- **Exercise brief**
Take the records underneath and set them down exactly.

--- start ---

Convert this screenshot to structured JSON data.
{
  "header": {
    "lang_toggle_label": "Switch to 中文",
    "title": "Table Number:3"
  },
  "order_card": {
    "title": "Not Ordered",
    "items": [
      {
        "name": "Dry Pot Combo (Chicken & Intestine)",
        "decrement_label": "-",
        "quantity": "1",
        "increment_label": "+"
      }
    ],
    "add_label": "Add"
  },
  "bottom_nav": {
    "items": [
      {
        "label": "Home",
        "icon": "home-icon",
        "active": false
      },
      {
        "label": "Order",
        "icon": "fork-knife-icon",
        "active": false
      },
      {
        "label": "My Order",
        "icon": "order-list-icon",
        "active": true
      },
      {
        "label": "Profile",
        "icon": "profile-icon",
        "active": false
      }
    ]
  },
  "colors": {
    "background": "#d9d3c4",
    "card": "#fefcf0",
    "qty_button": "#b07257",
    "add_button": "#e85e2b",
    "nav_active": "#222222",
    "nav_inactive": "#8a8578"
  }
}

--- end ---

- **Full solution**
Convert this screenshot to structured JSON data.
{
  "header": {
    "lang_toggle_label": "Switch to 中文",
    "title": "Table Number:3"
  },
  "order_card": {
    "title": "Not Ordered",
    "items": [
      {
        "name": "Dry Pot Combo (Chicken & Intestine)",
        "decrement_label": "-",
        "quantity": "1",
        "increment_label": "+"
      }
    ],
    "add_label": "Add"
  },
  "bottom_nav": {
    "items": [
      {
        "label": "Home",
        "icon": "home-icon",
        "active": false
      },
      {
        "label": "Order",
        "icon": "fork-knife-icon",
        "active": false
      },
      {
        "label": "My Order",
        "icon": "order-list-icon",
        "active": true
      },
      {
        "label": "Profile",
        "icon": "profile-icon",
        "active": false
      }
    ]
  },
  "colors": {
    "background": "#d9d3c4",
    "card": "#fefcf0",
    "qty_button": "#b07257",
    "add_button": "#e85e2b",
    "nav_active": "#222222",
    "nav_inactive": "#8a8578"
  }
}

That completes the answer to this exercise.